Data records

•••••

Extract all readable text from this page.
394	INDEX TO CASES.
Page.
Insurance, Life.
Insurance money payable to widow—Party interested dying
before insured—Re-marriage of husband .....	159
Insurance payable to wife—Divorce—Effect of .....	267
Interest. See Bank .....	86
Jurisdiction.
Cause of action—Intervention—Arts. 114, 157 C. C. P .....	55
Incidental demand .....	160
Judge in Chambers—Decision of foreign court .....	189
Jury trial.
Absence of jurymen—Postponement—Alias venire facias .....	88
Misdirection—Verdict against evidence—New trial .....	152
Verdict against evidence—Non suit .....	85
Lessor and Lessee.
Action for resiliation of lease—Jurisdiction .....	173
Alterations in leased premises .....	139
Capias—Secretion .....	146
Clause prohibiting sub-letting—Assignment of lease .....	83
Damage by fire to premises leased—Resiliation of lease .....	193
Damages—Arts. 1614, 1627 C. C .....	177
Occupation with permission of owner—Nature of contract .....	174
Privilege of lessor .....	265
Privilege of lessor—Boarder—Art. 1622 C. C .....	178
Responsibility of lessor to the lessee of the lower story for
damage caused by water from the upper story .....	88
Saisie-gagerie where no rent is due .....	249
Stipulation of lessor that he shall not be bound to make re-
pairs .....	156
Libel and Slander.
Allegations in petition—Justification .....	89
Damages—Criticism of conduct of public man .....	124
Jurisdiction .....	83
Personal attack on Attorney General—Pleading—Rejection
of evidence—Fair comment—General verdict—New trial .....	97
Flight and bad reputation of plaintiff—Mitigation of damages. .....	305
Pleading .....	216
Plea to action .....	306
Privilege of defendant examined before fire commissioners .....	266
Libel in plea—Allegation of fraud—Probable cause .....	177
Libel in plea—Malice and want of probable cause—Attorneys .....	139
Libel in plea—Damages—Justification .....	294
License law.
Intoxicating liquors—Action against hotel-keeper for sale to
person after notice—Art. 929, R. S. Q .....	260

•••••

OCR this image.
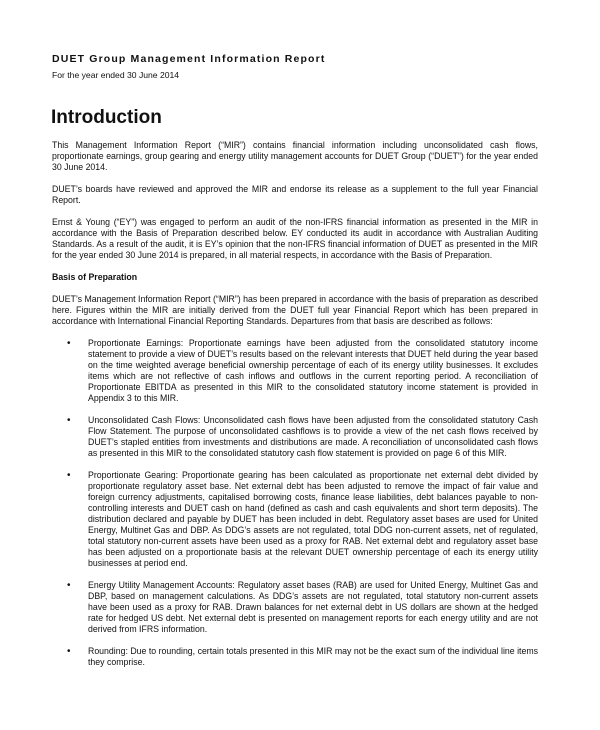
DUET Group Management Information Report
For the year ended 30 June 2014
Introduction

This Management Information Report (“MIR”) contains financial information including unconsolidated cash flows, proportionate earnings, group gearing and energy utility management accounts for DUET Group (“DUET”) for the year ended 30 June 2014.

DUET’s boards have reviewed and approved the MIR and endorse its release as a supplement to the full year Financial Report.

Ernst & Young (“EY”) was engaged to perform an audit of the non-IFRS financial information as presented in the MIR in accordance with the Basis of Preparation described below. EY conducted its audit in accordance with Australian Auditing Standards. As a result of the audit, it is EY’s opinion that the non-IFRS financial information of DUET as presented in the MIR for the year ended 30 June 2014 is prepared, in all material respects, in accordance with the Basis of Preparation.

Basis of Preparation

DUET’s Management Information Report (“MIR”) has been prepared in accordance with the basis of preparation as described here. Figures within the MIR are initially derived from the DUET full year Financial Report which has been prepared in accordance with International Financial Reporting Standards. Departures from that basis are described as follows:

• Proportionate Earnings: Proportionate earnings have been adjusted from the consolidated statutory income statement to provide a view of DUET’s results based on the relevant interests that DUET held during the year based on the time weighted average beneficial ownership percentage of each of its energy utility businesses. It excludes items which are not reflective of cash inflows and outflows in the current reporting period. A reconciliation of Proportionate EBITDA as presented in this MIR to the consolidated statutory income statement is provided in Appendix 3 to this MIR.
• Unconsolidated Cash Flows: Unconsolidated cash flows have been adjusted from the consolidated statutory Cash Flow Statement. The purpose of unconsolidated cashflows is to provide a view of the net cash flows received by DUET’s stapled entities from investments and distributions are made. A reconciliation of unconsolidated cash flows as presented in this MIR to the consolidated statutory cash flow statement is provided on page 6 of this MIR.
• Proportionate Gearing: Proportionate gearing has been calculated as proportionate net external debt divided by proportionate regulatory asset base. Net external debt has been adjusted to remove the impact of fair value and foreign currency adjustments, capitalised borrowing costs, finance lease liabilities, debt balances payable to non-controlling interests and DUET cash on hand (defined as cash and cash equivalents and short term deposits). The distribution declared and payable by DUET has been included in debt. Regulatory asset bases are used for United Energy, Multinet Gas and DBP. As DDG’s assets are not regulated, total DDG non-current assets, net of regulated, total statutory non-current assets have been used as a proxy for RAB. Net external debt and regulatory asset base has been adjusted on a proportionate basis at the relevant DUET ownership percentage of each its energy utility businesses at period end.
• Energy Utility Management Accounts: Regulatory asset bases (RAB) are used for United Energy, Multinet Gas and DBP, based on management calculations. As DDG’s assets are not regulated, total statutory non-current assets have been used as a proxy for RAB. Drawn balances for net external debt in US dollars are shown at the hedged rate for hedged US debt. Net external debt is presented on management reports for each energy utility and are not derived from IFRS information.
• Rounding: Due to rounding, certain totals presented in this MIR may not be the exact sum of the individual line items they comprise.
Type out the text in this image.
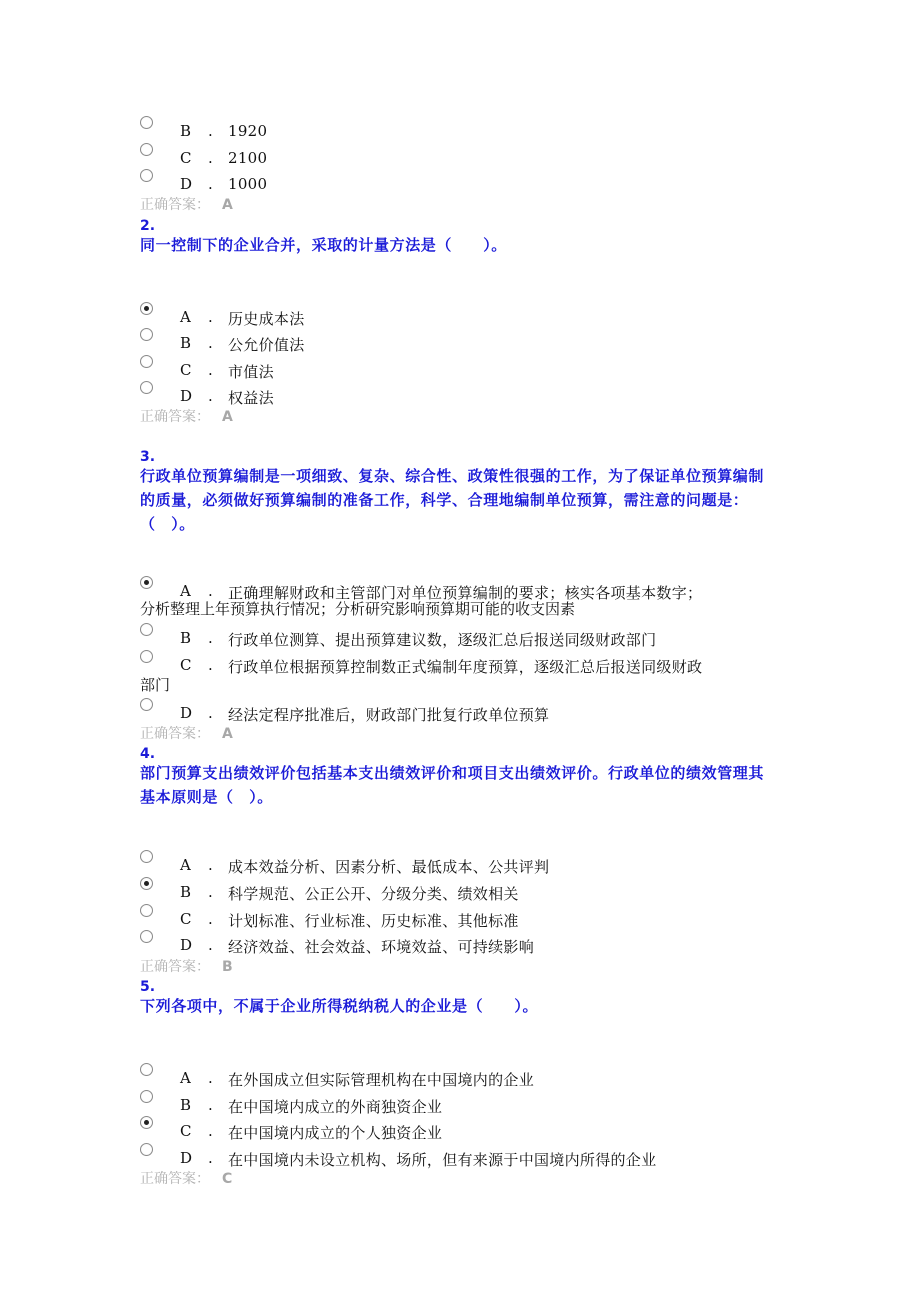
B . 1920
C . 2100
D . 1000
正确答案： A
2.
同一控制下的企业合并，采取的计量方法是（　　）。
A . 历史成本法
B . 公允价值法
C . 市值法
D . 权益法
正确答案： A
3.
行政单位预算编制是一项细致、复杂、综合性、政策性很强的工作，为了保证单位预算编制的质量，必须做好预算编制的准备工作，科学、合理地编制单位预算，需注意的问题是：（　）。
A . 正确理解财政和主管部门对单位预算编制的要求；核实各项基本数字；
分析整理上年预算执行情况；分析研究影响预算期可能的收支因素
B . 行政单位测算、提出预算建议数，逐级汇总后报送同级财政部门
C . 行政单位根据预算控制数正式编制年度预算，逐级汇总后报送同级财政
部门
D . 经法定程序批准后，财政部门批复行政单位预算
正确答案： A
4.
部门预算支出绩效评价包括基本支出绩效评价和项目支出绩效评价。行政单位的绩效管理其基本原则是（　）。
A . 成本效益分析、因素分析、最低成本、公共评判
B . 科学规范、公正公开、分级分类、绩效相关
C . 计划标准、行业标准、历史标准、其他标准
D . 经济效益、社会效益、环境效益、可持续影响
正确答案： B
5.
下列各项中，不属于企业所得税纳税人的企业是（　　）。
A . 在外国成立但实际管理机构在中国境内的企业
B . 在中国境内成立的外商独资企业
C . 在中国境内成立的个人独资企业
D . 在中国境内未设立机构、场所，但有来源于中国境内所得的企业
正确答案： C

•••••

Show, from the material above, each line that includes the string "period".

• Proportionate Earnings: Proportionate earnings have been adjusted from the consolidated statutory income statement to provide a view of DUET’s results based on the relevant interests that DUET held during the year based on the time weighted average beneficial ownership percentage of each of its energy utility businesses. It excludes items which are not reflective of cash inflows and outflows in the current reporting period. A reconciliation of Proportionate EBITDA as presented in this MIR to the consolidated statutory income statement is provided in Appendix 3 to this MIR.
• Proportionate Gearing: Proportionate gearing has been calculated as proportionate net external debt divided by proportionate regulatory asset base. Net external debt has been adjusted to remove the impact of fair value and foreign currency adjustments, capitalised borrowing costs, finance lease liabilities, debt balances payable to non-controlling interests and DUET cash on hand (defined as cash and cash equivalents and short term deposits). The distribution declared and payable by DUET has been included in debt. Regulatory asset bases are used for United Energy, Multinet Gas and DBP. As DDG’s assets are not regulated, total DDG non-current assets, net of regulated, total statutory non-current assets have been used as a proxy for RAB. Net external debt and regulatory asset base has been adjusted on a proportionate basis at the relevant DUET ownership percentage of each its energy utility businesses at period end.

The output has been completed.